» Records supplied
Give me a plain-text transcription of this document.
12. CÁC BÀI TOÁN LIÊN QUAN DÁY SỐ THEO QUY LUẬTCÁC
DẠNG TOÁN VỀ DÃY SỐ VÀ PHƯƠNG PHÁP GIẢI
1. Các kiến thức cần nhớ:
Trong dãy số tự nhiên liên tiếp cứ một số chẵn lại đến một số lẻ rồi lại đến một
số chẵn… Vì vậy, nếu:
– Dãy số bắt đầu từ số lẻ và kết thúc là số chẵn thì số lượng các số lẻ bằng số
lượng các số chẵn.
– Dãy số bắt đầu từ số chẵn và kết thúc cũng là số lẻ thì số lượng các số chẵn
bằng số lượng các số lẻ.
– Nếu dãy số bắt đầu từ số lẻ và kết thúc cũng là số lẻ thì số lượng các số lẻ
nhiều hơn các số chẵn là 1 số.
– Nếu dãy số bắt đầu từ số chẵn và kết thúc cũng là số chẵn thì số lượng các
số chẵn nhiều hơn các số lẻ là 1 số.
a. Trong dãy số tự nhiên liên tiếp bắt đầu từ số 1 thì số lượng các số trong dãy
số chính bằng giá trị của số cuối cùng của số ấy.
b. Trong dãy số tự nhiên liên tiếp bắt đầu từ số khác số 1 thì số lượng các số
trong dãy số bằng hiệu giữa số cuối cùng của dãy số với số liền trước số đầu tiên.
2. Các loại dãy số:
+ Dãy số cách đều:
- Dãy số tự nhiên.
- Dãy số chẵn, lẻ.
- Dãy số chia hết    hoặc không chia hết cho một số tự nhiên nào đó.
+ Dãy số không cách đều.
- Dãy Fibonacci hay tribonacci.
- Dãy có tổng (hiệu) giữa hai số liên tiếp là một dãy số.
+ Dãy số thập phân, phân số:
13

» To be done
Would you write down every record again, exactly?

» Response
Give me a plain-text transcription of this document.
12. CÁC BÀI TOÁN LIÊN QUAN DÁY SỐ THEO QUY LUẬTCÁC
DẠNG TOÁN VỀ DÃY SỐ VÀ PHƯƠNG PHÁP GIẢI
1. Các kiến thức cần nhớ:
Trong dãy số tự nhiên liên tiếp cứ một số chẵn lại đến một số lẻ rồi lại đến một
số chẵn… Vì vậy, nếu:
– Dãy số bắt đầu từ số lẻ và kết thúc là số chẵn thì số lượng các số lẻ bằng số
lượng các số chẵn.
– Dãy số bắt đầu từ số chẵn và kết thúc cũng là số lẻ thì số lượng các số chẵn
bằng số lượng các số lẻ.
– Nếu dãy số bắt đầu từ số lẻ và kết thúc cũng là số lẻ thì số lượng các số lẻ
nhiều hơn các số chẵn là 1 số.
– Nếu dãy số bắt đầu từ số chẵn và kết thúc cũng là số chẵn thì số lượng các
số chẵn nhiều hơn các số lẻ là 1 số.
a. Trong dãy số tự nhiên liên tiếp bắt đầu từ số 1 thì số lượng các số trong dãy
số chính bằng giá trị của số cuối cùng của số ấy.
b. Trong dãy số tự nhiên liên tiếp bắt đầu từ số khác số 1 thì số lượng các số
trong dãy số bằng hiệu giữa số cuối cùng của dãy số với số liền trước số đầu tiên.
2. Các loại dãy số:
+ Dãy số cách đều:
- Dãy số tự nhiên.
- Dãy số chẵn, lẻ.
- Dãy số chia hết    hoặc không chia hết cho một số tự nhiên nào đó.
+ Dãy số không cách đều.
- Dãy Fibonacci hay tribonacci.
- Dãy có tổng (hiệu) giữa hai số liên tiếp là một dãy số.
+ Dãy số thập phân, phân số:
13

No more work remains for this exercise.